What is expected |
Report the count of lines below that include "screenshot", without any other text.

Records from a data source |
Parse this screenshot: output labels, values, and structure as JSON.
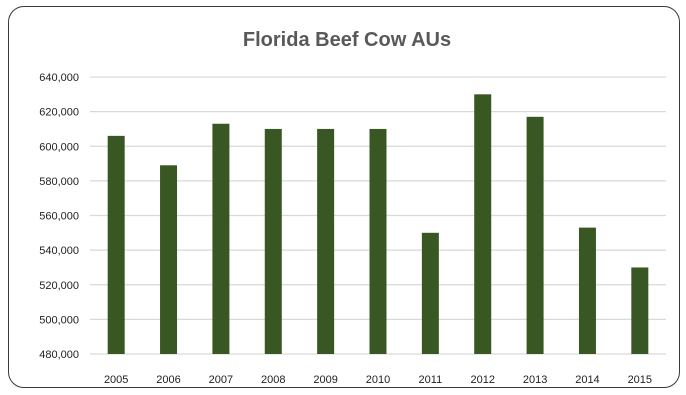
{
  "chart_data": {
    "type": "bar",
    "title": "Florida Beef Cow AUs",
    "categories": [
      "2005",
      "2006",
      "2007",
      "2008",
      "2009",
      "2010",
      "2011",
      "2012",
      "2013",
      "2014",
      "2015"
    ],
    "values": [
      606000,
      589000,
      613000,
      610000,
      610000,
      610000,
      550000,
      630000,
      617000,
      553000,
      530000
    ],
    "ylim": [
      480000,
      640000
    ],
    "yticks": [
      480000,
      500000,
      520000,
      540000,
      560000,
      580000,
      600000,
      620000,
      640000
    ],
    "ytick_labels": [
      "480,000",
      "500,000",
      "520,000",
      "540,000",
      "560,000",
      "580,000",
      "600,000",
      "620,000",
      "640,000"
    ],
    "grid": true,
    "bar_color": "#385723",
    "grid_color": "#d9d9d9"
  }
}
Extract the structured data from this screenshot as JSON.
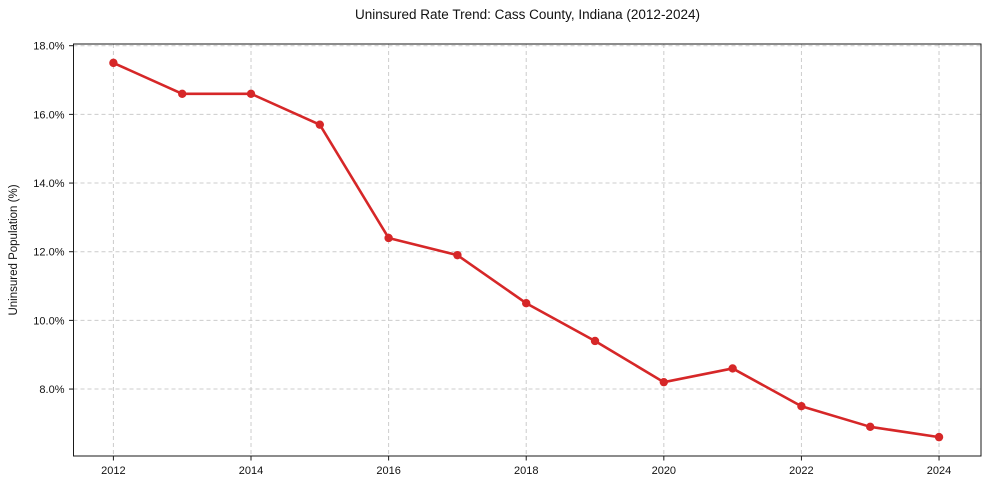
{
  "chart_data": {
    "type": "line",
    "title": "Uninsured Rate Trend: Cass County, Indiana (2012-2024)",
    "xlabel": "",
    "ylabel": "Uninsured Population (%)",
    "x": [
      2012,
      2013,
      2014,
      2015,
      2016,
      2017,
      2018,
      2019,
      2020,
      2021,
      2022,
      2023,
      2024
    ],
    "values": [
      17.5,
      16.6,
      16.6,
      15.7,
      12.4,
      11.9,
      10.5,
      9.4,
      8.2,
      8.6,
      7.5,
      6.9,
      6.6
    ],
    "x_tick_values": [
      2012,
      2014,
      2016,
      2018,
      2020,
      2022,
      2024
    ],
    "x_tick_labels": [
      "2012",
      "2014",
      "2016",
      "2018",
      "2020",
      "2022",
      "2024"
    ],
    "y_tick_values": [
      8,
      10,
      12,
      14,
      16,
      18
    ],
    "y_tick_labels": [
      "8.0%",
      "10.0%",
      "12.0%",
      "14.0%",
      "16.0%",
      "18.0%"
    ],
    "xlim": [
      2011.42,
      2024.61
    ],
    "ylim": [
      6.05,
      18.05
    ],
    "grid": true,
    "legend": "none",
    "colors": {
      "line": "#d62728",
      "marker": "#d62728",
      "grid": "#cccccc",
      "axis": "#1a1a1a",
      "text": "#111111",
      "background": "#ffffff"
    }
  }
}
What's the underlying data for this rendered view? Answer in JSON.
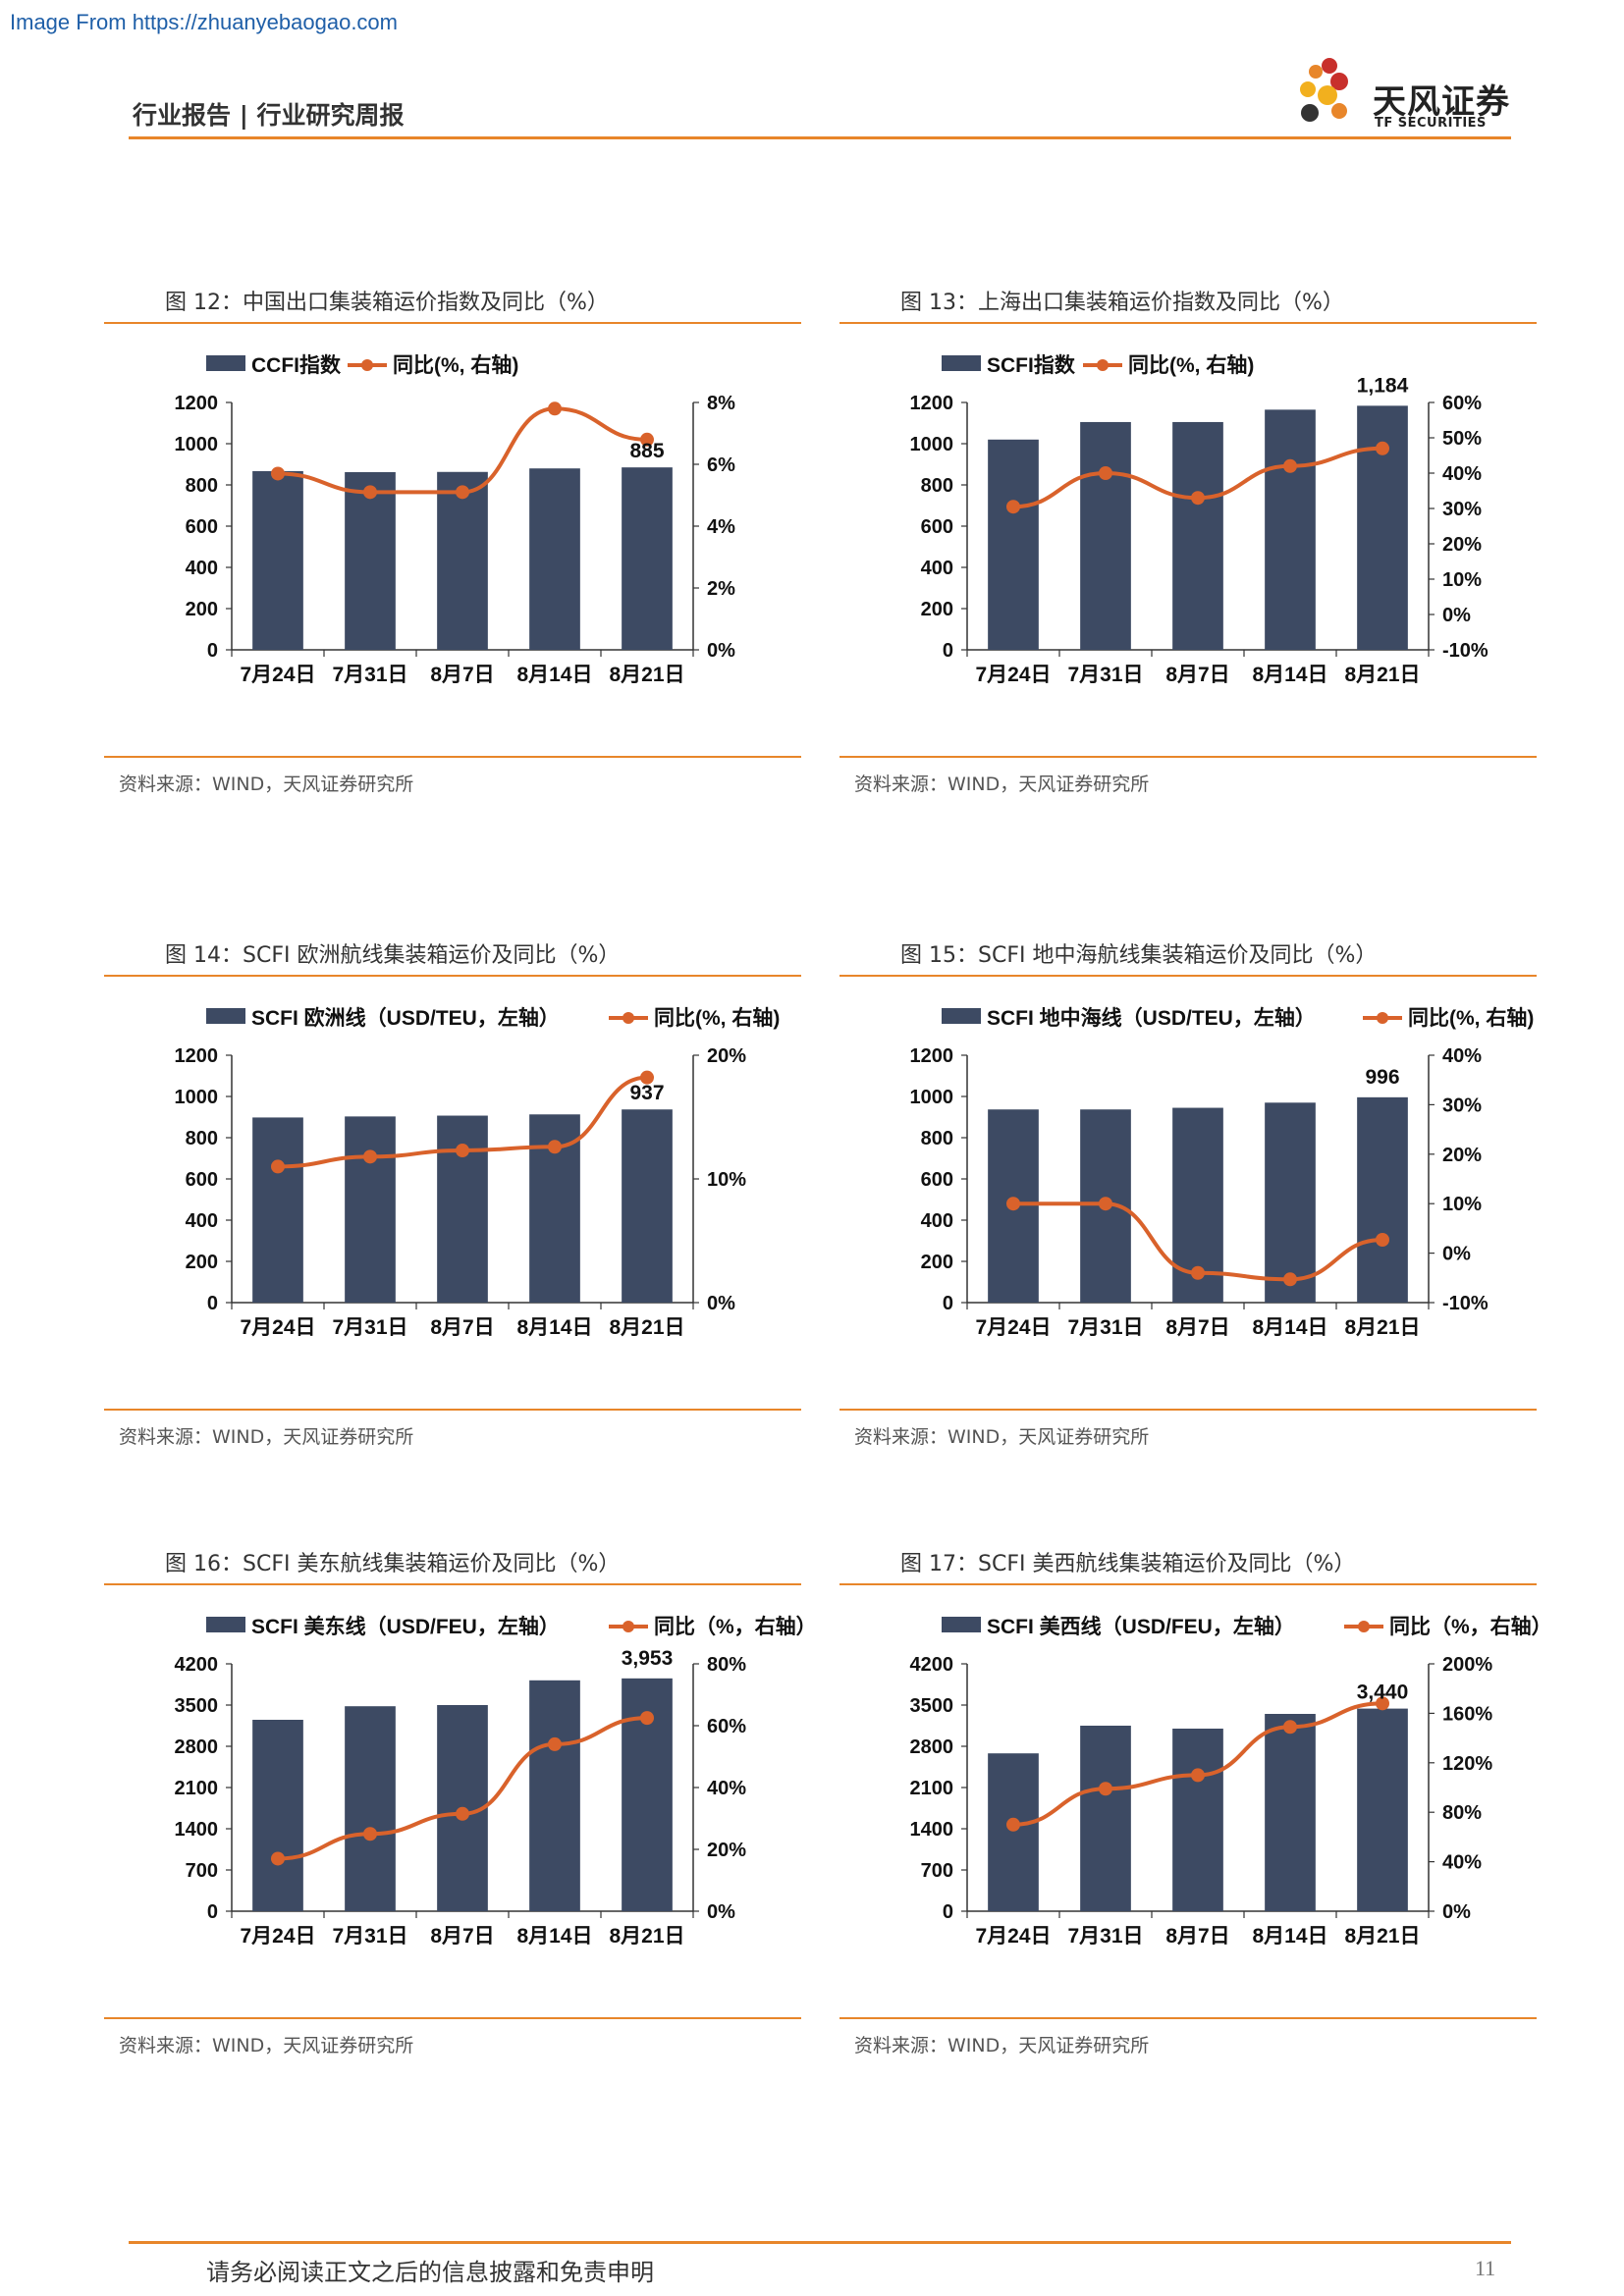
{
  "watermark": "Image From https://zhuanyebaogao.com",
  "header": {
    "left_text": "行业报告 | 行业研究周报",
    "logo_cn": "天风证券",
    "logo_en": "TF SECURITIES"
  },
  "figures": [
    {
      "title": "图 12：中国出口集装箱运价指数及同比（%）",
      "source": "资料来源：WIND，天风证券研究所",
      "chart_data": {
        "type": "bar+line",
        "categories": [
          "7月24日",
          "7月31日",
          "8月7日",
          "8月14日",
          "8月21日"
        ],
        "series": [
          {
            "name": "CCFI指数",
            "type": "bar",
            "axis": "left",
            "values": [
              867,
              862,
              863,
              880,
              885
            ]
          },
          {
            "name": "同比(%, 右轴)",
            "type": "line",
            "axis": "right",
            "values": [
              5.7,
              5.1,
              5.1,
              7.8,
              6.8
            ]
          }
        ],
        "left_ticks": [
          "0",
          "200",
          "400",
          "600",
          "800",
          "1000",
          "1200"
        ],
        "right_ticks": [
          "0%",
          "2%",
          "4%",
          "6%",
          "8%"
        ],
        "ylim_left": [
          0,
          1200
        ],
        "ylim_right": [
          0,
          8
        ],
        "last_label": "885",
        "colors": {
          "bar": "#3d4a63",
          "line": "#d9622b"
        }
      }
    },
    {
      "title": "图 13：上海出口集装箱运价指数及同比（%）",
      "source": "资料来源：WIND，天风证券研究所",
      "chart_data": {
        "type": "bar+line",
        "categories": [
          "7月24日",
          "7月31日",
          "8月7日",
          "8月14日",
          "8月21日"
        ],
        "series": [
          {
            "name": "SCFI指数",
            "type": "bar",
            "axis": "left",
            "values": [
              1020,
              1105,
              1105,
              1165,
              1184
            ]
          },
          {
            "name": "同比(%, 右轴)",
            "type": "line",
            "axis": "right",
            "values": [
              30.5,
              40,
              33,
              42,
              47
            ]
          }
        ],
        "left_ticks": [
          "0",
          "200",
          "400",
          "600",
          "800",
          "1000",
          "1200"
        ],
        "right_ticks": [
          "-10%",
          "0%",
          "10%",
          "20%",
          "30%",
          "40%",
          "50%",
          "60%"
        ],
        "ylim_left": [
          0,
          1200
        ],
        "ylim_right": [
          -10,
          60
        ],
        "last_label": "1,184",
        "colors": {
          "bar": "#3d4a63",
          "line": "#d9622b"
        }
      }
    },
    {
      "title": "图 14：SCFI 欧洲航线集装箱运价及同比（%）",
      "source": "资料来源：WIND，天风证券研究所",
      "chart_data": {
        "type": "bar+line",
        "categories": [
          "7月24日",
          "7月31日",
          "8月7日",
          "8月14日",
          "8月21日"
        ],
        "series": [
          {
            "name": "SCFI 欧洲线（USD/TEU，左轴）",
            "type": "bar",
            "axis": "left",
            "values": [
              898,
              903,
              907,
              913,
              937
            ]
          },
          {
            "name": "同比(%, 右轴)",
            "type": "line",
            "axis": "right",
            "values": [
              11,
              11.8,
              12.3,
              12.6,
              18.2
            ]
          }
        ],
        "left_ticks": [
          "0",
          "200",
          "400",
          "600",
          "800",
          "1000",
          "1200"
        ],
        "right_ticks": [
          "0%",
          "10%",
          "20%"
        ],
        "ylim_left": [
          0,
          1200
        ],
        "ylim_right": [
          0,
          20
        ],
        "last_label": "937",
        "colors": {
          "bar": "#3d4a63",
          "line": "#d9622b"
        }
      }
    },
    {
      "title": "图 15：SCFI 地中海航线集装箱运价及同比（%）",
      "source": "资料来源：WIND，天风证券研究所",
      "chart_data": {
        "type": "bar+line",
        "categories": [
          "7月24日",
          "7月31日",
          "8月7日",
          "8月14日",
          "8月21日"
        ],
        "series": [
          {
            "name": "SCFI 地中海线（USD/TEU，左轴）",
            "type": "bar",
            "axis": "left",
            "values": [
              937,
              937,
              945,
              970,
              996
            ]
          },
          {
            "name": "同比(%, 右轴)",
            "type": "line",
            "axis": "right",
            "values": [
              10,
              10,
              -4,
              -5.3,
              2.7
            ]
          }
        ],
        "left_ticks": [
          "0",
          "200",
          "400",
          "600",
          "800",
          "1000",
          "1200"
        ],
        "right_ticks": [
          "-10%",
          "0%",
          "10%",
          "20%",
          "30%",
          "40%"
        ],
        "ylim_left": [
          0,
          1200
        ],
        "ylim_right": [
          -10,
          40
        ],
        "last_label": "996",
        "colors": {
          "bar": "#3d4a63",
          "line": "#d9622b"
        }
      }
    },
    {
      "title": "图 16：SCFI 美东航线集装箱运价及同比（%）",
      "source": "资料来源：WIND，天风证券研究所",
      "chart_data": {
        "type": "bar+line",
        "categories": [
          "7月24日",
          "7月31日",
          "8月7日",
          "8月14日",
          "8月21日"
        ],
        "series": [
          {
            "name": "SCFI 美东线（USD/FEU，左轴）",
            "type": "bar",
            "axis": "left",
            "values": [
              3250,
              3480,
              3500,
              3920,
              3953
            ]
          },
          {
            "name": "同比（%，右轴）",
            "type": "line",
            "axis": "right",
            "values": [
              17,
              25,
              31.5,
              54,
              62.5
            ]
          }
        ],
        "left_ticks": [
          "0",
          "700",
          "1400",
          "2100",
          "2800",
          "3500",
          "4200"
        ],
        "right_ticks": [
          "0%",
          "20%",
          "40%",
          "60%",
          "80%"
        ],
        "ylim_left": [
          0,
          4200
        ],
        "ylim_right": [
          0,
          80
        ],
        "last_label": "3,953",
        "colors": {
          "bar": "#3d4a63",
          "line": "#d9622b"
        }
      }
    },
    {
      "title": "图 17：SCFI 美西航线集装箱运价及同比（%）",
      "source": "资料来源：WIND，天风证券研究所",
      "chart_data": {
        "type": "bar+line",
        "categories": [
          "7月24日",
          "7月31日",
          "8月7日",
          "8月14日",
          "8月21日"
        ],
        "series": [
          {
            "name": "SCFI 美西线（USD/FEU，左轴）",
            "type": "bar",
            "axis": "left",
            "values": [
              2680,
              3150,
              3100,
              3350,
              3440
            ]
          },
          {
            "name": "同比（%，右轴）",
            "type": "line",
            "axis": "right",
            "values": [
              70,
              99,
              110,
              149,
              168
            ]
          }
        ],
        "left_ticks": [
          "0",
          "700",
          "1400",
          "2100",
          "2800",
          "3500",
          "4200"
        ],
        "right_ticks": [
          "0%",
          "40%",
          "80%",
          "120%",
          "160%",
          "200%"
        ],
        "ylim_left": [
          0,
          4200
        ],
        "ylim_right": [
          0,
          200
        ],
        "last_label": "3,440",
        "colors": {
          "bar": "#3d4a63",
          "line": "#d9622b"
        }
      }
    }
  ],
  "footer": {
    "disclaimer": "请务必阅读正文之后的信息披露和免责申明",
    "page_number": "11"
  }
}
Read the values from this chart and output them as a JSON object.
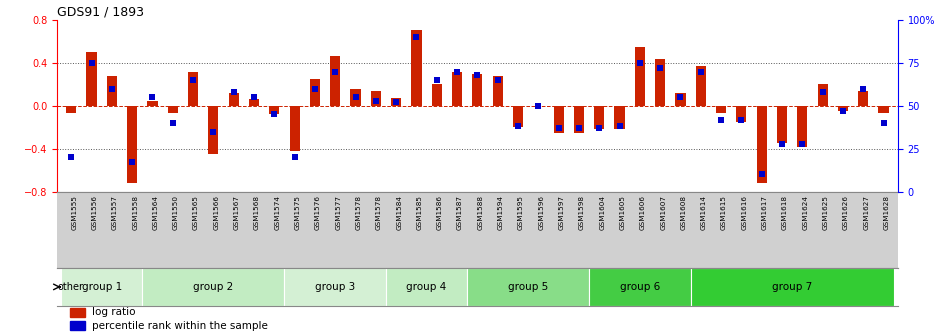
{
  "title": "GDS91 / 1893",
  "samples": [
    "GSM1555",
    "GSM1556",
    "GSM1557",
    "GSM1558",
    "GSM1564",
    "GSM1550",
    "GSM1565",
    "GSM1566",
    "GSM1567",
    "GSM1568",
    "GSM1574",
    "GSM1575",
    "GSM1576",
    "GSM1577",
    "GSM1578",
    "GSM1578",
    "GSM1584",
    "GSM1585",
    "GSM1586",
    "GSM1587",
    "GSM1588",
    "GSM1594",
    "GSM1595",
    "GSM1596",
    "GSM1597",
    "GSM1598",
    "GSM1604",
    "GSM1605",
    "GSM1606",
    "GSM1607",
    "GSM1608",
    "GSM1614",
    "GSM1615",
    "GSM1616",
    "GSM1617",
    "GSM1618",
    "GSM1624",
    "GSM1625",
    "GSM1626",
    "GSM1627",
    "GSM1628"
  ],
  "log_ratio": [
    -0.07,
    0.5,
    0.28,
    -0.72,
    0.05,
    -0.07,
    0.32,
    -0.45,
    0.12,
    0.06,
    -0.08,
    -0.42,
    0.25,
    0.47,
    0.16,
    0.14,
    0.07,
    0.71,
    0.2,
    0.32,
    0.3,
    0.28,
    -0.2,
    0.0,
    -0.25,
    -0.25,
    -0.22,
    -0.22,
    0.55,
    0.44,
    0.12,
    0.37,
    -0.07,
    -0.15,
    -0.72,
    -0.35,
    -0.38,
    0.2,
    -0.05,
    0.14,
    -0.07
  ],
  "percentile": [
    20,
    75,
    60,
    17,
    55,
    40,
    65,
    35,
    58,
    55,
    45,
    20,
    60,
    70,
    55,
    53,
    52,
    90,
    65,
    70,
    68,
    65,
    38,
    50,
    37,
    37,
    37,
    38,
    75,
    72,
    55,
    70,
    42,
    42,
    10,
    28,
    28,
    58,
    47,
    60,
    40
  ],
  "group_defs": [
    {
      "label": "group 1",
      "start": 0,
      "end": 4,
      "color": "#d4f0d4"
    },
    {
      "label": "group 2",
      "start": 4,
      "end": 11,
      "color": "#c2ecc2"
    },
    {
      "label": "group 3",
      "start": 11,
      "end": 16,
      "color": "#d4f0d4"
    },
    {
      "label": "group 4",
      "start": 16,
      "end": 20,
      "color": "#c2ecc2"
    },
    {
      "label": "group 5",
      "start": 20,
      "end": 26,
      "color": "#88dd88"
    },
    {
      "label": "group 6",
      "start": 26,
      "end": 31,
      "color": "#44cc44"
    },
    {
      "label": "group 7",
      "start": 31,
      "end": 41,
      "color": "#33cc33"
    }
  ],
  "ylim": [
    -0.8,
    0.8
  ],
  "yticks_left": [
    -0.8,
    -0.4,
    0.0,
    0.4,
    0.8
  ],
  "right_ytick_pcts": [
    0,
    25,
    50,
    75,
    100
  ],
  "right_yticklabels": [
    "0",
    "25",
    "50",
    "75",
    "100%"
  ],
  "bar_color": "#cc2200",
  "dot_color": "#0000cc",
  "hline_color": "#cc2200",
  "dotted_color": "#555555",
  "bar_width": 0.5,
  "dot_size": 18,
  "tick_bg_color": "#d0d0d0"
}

The completed task |
2